▸ **Direction**
Repeat the material verbatim and drop the pictures.

▸ **Data entries for graphics**
##############################
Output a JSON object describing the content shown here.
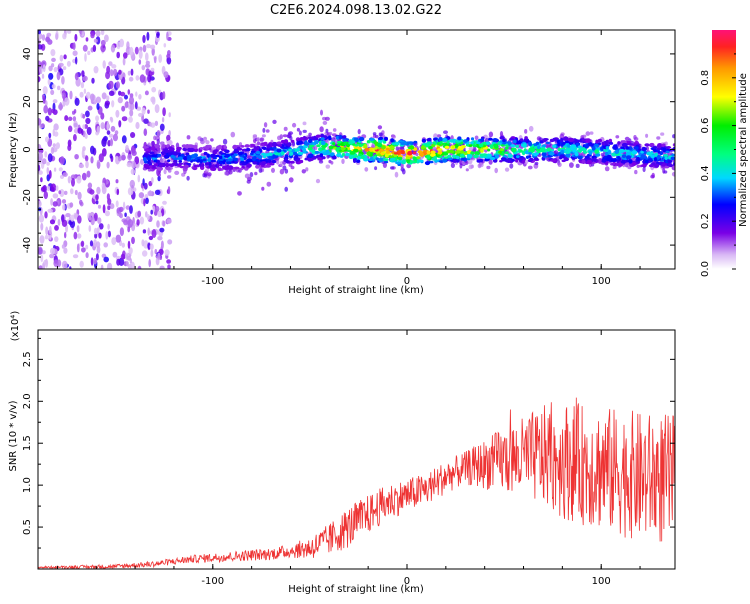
{
  "chart_data": [
    {
      "type": "heatmap",
      "title": "C2E6.2024.098.13.02.G22",
      "xlabel": "Height of straight line (km)",
      "ylabel": "Frequency (Hz)",
      "xlim": [
        -190,
        138
      ],
      "ylim": [
        -50,
        50
      ],
      "xticks": [
        -100,
        0,
        100
      ],
      "yticks": [
        -40,
        -20,
        0,
        20,
        40
      ],
      "colorbar": {
        "label": "Normalized spectral amplitude",
        "range": [
          0,
          1
        ],
        "ticks": [
          0.0,
          0.2,
          0.4,
          0.6,
          0.8
        ]
      },
      "ridge": {
        "x": [
          -135,
          -120,
          -100,
          -80,
          -60,
          -45,
          -35,
          -25,
          -15,
          -5,
          0,
          10,
          20,
          30,
          40,
          60,
          80,
          100,
          120,
          138
        ],
        "freq": [
          -4,
          -3,
          -4,
          -3,
          -1,
          1,
          1,
          0,
          0,
          -1,
          -2,
          -1,
          0,
          0,
          0,
          0,
          0,
          -1,
          -2,
          -3
        ],
        "amplitude": [
          0.35,
          0.35,
          0.38,
          0.4,
          0.45,
          0.6,
          0.75,
          0.85,
          0.95,
          1.0,
          0.98,
          0.95,
          0.9,
          0.85,
          0.8,
          0.55,
          0.5,
          0.48,
          0.45,
          0.42
        ]
      },
      "noise_region": {
        "x": [
          -190,
          -130
        ],
        "amplitude": 0.3
      }
    },
    {
      "type": "line",
      "xlabel": "Height of straight line (km)",
      "ylabel": "SNR (10 * v/v)",
      "y_multiplier": "(x10⁴)",
      "xlim": [
        -190,
        138
      ],
      "ylim": [
        0,
        2.85
      ],
      "xticks": [
        -100,
        0,
        100
      ],
      "yticks": [
        0.5,
        1.0,
        1.5,
        2.0,
        2.5
      ],
      "color": "#ee3333",
      "envelope": {
        "x": [
          -190,
          -150,
          -130,
          -110,
          -90,
          -70,
          -50,
          -40,
          -30,
          -20,
          -10,
          0,
          10,
          20,
          30,
          40,
          50,
          60,
          70,
          80,
          90,
          100,
          110,
          120,
          138
        ],
        "y": [
          0.02,
          0.03,
          0.06,
          0.12,
          0.15,
          0.18,
          0.25,
          0.35,
          0.5,
          0.65,
          0.8,
          0.88,
          0.95,
          1.1,
          1.2,
          1.25,
          1.3,
          1.32,
          1.35,
          1.3,
          1.25,
          1.2,
          1.15,
          1.1,
          1.05
        ]
      },
      "spread": {
        "x": [
          -190,
          -120,
          -60,
          -30,
          0,
          30,
          60,
          80,
          100,
          138
        ],
        "y": [
          0.01,
          0.04,
          0.08,
          0.25,
          0.2,
          0.2,
          0.5,
          0.7,
          0.75,
          0.8
        ]
      }
    }
  ]
}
##############################
▸ **Expected answer**
Output a JSON object describing the content shown here.
{
  "chart_data": [
    {
      "type": "heatmap",
      "title": "C2E6.2024.098.13.02.G22",
      "xlabel": "Height of straight line (km)",
      "ylabel": "Frequency (Hz)",
      "xlim": [
        -190,
        138
      ],
      "ylim": [
        -50,
        50
      ],
      "xticks": [
        -100,
        0,
        100
      ],
      "yticks": [
        -40,
        -20,
        0,
        20,
        40
      ],
      "colorbar": {
        "label": "Normalized spectral amplitude",
        "range": [
          0,
          1
        ],
        "ticks": [
          0.0,
          0.2,
          0.4,
          0.6,
          0.8
        ]
      },
      "ridge": {
        "x": [
          -135,
          -120,
          -100,
          -80,
          -60,
          -45,
          -35,
          -25,
          -15,
          -5,
          0,
          10,
          20,
          30,
          40,
          60,
          80,
          100,
          120,
          138
        ],
        "freq": [
          -4,
          -3,
          -4,
          -3,
          -1,
          1,
          1,
          0,
          0,
          -1,
          -2,
          -1,
          0,
          0,
          0,
          0,
          0,
          -1,
          -2,
          -3
        ],
        "amplitude": [
          0.35,
          0.35,
          0.38,
          0.4,
          0.45,
          0.6,
          0.75,
          0.85,
          0.95,
          1.0,
          0.98,
          0.95,
          0.9,
          0.85,
          0.8,
          0.55,
          0.5,
          0.48,
          0.45,
          0.42
        ]
      },
      "noise_region": {
        "x": [
          -190,
          -130
        ],
        "amplitude": 0.3
      }
    },
    {
      "type": "line",
      "xlabel": "Height of straight line (km)",
      "ylabel": "SNR (10 * v/v)",
      "y_multiplier": "(x10⁴)",
      "xlim": [
        -190,
        138
      ],
      "ylim": [
        0,
        2.85
      ],
      "xticks": [
        -100,
        0,
        100
      ],
      "yticks": [
        0.5,
        1.0,
        1.5,
        2.0,
        2.5
      ],
      "color": "#ee3333",
      "envelope": {
        "x": [
          -190,
          -150,
          -130,
          -110,
          -90,
          -70,
          -50,
          -40,
          -30,
          -20,
          -10,
          0,
          10,
          20,
          30,
          40,
          50,
          60,
          70,
          80,
          90,
          100,
          110,
          120,
          138
        ],
        "y": [
          0.02,
          0.03,
          0.06,
          0.12,
          0.15,
          0.18,
          0.25,
          0.35,
          0.5,
          0.65,
          0.8,
          0.88,
          0.95,
          1.1,
          1.2,
          1.25,
          1.3,
          1.32,
          1.35,
          1.3,
          1.25,
          1.2,
          1.15,
          1.1,
          1.05
        ]
      },
      "spread": {
        "x": [
          -190,
          -120,
          -60,
          -30,
          0,
          30,
          60,
          80,
          100,
          138
        ],
        "y": [
          0.01,
          0.04,
          0.08,
          0.25,
          0.2,
          0.2,
          0.5,
          0.7,
          0.75,
          0.8
        ]
      }
    }
  ]
}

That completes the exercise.